*** MATERIAL FOR THIS EXERCISE ***
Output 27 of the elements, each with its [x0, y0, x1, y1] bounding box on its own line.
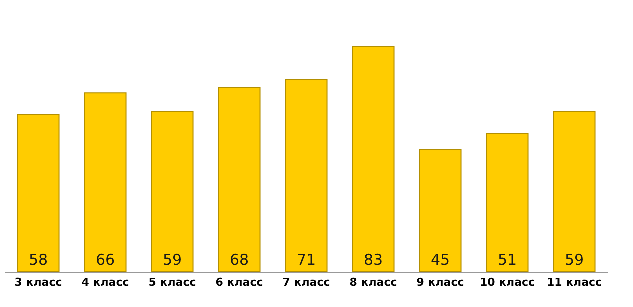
- bar: [419, 150, 462, 272]
- data-label: 66: [96, 251, 116, 269]
- x-tick-label: 4 класс: [82, 276, 130, 290]
- bar: [486, 133, 529, 272]
- x-tick-label: 9 класс: [416, 276, 464, 290]
- x-tick-label: 10 класс: [480, 276, 536, 290]
- bar: [285, 79, 328, 272]
- x-tick-label: 5 класс: [148, 276, 196, 290]
- x-tick-label: 11 класс: [546, 276, 602, 290]
- bar: [84, 92, 127, 272]
- x-tick-label: 7 класс: [282, 276, 330, 290]
- bar: [218, 87, 261, 272]
- x-tick-label: 8 класс: [350, 276, 398, 290]
- x-tick-label: 3 класс: [14, 276, 62, 290]
- data-label: 58: [28, 251, 48, 269]
- data-label: 59: [162, 251, 182, 269]
- data-label: 68: [230, 251, 250, 269]
- data-label: 71: [296, 251, 316, 269]
- x-tick-label: 6 класс: [216, 276, 264, 290]
- bar: [151, 112, 194, 272]
- data-label: 83: [364, 251, 384, 269]
- bar: [17, 114, 60, 272]
- data-label: 45: [430, 251, 450, 269]
- data-label: 59: [564, 251, 584, 269]
- bar: [553, 112, 596, 272]
- bar: [352, 46, 395, 272]
- data-label: 51: [498, 251, 518, 269]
***
▶ _WHAT YOU ARE ASKED TO DO_
Copy out every line of the data above without changing anything, but omit the pictures.

▶ _RESULT OF THE EXERCISE_
Output 27 of the elements, each with its [x0, y0, x1, y1] bounding box on its own line.
- bar: [419, 150, 462, 272]
- data-label: 66: [96, 251, 116, 269]
- x-tick-label: 4 класс: [82, 276, 130, 290]
- bar: [486, 133, 529, 272]
- x-tick-label: 9 класс: [416, 276, 464, 290]
- x-tick-label: 10 класс: [480, 276, 536, 290]
- bar: [285, 79, 328, 272]
- x-tick-label: 5 класс: [148, 276, 196, 290]
- x-tick-label: 11 класс: [546, 276, 602, 290]
- bar: [84, 92, 127, 272]
- x-tick-label: 7 класс: [282, 276, 330, 290]
- bar: [218, 87, 261, 272]
- x-tick-label: 8 класс: [350, 276, 398, 290]
- x-tick-label: 3 класс: [14, 276, 62, 290]
- data-label: 58: [28, 251, 48, 269]
- data-label: 59: [162, 251, 182, 269]
- data-label: 68: [230, 251, 250, 269]
- data-label: 71: [296, 251, 316, 269]
- x-tick-label: 6 класс: [216, 276, 264, 290]
- bar: [151, 112, 194, 272]
- data-label: 83: [364, 251, 384, 269]
- bar: [17, 114, 60, 272]
- data-label: 45: [430, 251, 450, 269]
- data-label: 59: [564, 251, 584, 269]
- bar: [553, 112, 596, 272]
- bar: [352, 46, 395, 272]
- data-label: 51: [498, 251, 518, 269]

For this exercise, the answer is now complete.